• [INPUT]

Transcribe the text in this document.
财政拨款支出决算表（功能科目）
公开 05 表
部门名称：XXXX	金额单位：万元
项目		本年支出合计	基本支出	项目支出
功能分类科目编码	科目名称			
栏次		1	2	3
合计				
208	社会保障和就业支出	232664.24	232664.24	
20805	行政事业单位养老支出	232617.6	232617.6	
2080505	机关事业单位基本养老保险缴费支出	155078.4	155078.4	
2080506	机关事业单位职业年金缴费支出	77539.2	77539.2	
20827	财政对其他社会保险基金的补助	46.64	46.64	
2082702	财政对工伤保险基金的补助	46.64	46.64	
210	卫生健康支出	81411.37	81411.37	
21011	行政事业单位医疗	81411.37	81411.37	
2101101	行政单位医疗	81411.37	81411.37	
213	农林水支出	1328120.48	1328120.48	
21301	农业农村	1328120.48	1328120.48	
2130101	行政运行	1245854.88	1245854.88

• [GIVEN PROBLEM] Set down all of the data above, word for word.

• [RESULT OF THIS EXERCISE]
Transcribe the text in this document.
财政拨款支出决算表（功能科目）
公开 05 表
部门名称：XXXX	金额单位：万元
项目		本年支出合计	基本支出	项目支出
功能分类科目编码	科目名称			
栏次		1	2	3
合计				
208	社会保障和就业支出	232664.24	232664.24	
20805	行政事业单位养老支出	232617.6	232617.6	
2080505	机关事业单位基本养老保险缴费支出	155078.4	155078.4	
2080506	机关事业单位职业年金缴费支出	77539.2	77539.2	
20827	财政对其他社会保险基金的补助	46.64	46.64	
2082702	财政对工伤保险基金的补助	46.64	46.64	
210	卫生健康支出	81411.37	81411.37	
21011	行政事业单位医疗	81411.37	81411.37	
2101101	行政单位医疗	81411.37	81411.37	
213	农林水支出	1328120.48	1328120.48	
21301	农业农村	1328120.48	1328120.48	
2130101	行政运行	1245854.88	1245854.88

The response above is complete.